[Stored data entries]
╭──
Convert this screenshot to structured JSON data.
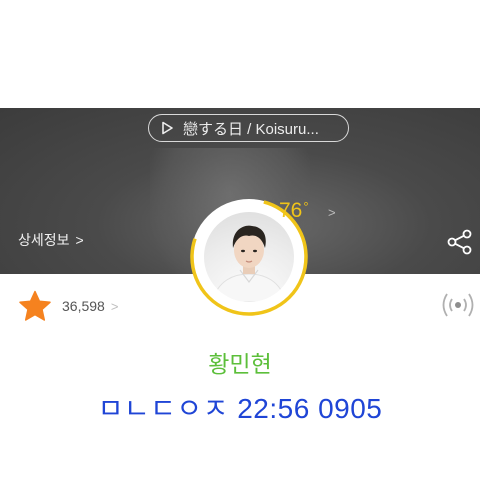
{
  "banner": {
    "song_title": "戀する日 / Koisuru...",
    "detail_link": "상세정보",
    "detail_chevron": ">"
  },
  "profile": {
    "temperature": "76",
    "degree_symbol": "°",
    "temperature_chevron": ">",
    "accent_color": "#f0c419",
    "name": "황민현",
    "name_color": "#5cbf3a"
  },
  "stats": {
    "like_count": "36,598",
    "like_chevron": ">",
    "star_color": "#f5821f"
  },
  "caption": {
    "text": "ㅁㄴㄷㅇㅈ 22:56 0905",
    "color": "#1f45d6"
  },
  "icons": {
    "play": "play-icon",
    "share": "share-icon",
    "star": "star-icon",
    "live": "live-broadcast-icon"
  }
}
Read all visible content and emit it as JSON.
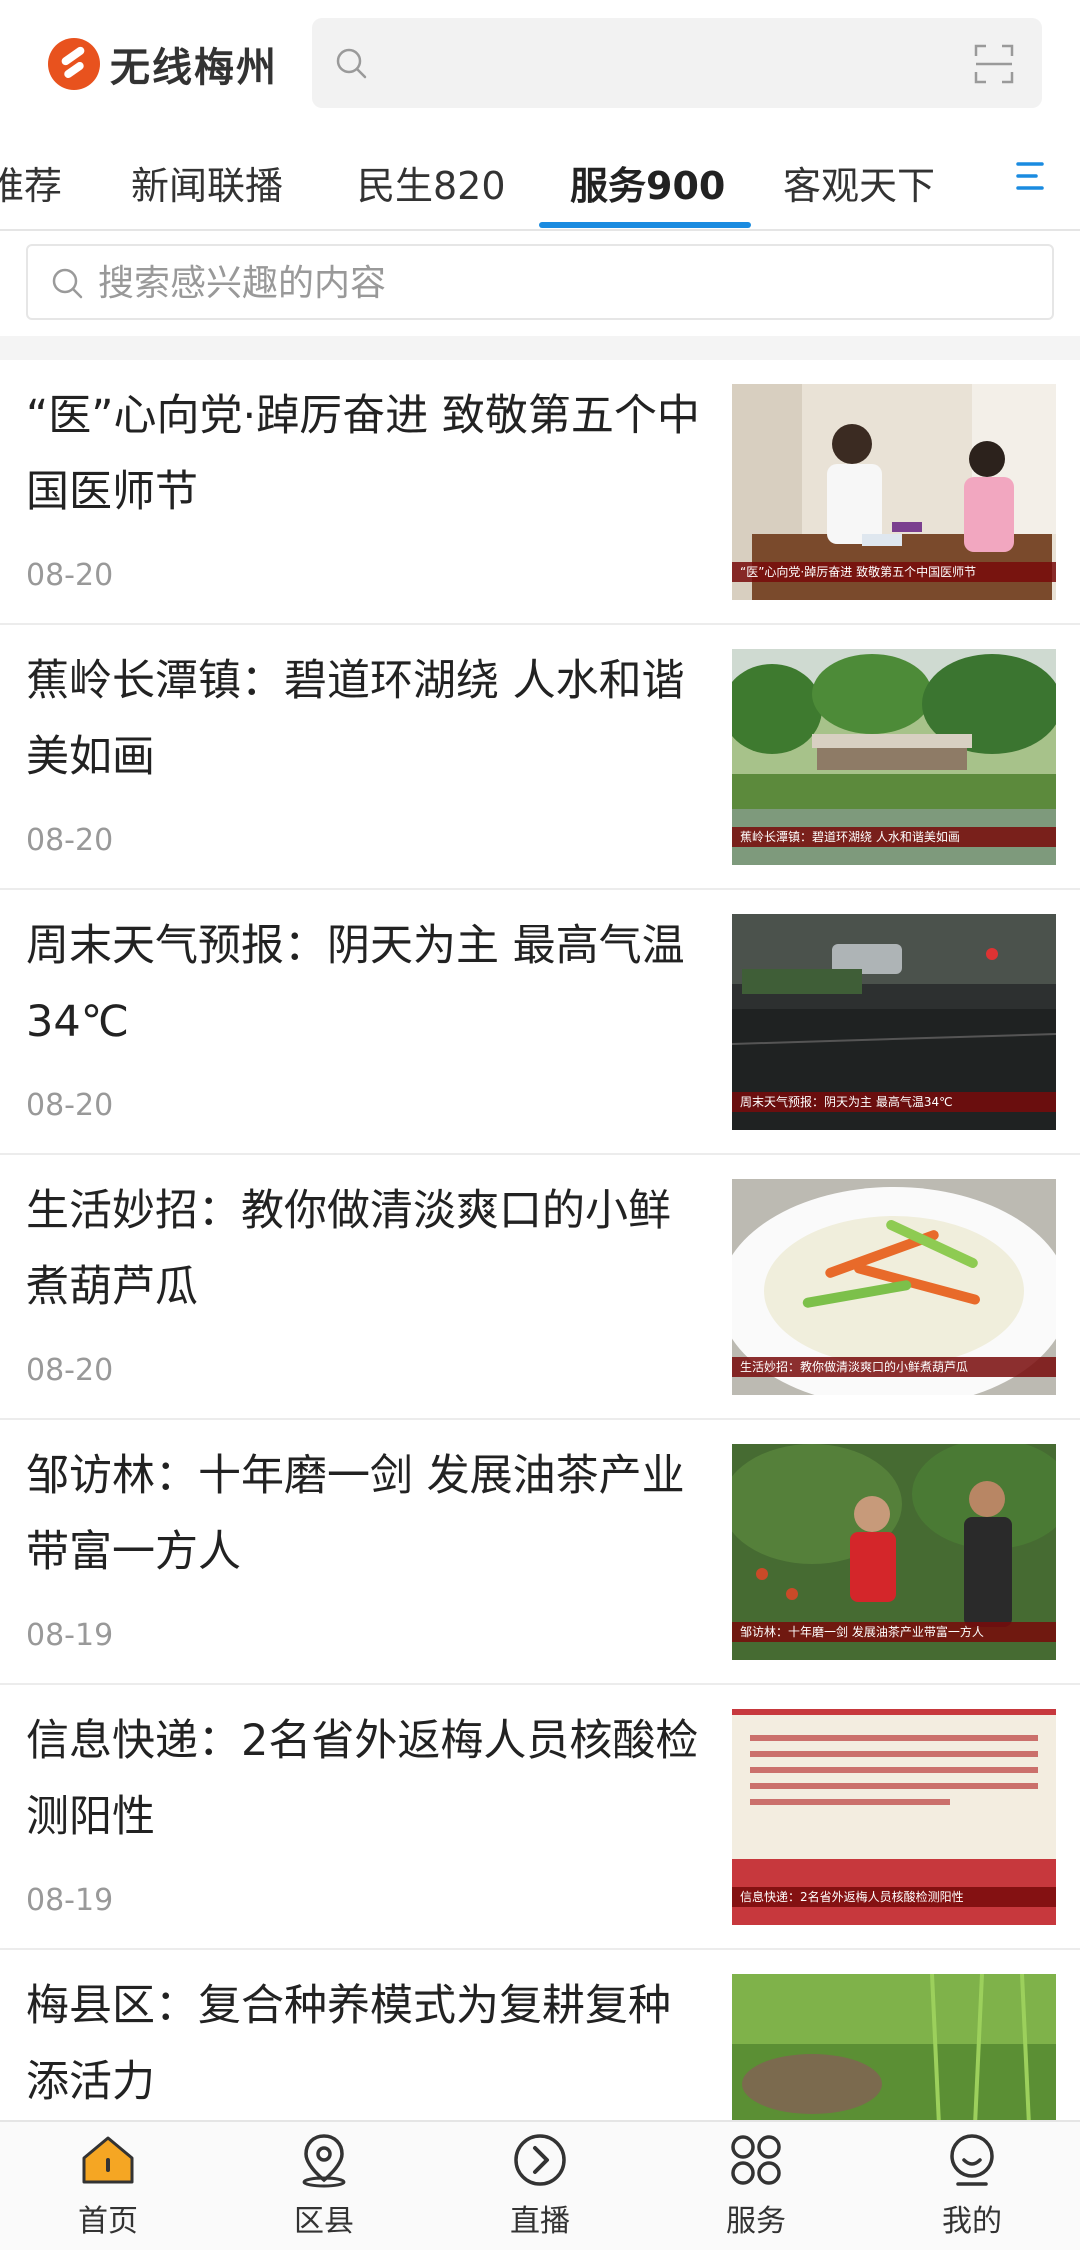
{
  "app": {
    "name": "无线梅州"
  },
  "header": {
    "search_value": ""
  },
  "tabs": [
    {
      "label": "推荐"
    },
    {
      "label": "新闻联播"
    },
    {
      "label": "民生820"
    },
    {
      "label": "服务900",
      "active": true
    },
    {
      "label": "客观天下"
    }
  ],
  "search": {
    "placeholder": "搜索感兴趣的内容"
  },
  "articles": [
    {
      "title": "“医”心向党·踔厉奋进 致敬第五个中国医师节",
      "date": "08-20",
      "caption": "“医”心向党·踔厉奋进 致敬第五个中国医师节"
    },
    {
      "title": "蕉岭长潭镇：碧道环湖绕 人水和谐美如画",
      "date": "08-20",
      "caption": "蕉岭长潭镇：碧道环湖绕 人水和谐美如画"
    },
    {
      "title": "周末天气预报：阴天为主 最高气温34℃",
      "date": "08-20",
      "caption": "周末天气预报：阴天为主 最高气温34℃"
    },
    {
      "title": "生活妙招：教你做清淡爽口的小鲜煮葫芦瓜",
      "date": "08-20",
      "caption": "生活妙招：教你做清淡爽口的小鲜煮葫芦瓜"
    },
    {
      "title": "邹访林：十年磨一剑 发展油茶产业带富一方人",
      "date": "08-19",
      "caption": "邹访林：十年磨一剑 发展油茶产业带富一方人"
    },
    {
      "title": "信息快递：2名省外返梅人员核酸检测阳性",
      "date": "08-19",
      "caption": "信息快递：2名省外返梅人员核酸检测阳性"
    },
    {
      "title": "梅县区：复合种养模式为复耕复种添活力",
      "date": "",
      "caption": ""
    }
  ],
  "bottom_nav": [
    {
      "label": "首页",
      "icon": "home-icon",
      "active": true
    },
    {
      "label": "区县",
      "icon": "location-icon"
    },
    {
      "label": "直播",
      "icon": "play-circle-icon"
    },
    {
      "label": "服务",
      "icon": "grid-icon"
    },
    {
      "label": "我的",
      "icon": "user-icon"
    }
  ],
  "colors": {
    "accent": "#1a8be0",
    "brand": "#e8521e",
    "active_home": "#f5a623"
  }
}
╰──
╭──
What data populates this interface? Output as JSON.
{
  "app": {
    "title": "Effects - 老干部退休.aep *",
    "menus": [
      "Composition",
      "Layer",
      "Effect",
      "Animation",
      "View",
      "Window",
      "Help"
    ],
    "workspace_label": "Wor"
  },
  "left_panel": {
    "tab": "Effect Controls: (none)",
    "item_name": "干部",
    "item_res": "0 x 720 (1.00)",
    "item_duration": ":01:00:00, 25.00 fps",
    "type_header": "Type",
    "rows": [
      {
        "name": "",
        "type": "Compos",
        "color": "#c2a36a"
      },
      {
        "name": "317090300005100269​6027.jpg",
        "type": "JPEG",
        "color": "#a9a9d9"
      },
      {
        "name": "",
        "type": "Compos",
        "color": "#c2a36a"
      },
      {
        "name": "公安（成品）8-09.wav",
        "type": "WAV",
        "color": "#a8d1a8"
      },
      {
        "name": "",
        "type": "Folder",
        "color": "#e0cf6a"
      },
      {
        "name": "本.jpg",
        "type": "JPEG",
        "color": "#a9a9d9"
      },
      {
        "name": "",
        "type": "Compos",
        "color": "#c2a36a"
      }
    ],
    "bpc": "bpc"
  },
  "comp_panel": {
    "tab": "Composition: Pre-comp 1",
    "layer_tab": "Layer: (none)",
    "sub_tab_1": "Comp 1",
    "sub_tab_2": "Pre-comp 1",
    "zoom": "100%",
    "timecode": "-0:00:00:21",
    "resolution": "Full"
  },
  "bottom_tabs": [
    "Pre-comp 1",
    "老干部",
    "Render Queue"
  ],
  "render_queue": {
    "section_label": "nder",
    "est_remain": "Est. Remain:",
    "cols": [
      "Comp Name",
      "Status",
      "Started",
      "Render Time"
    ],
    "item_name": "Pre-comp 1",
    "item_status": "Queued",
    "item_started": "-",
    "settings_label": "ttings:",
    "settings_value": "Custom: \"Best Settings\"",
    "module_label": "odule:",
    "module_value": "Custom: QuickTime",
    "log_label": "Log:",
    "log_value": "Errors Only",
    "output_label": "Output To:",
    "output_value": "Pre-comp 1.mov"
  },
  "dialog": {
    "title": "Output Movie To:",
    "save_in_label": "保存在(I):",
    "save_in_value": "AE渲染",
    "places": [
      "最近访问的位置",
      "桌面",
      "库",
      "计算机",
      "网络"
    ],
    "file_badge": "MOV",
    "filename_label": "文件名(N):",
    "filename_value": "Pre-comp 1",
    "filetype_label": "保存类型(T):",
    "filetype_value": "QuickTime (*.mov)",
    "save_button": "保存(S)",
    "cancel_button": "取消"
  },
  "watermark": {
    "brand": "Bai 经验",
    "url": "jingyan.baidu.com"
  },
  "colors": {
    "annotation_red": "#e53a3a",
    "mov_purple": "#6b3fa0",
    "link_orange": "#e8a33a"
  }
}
╰──
- Request:
Which lines hold the string "Custom"? Copy all of them from the data above.

- Expected answer:
    "settings_value": "Custom: \"Best Settings\"",
    "module_value": "Custom: QuickTime",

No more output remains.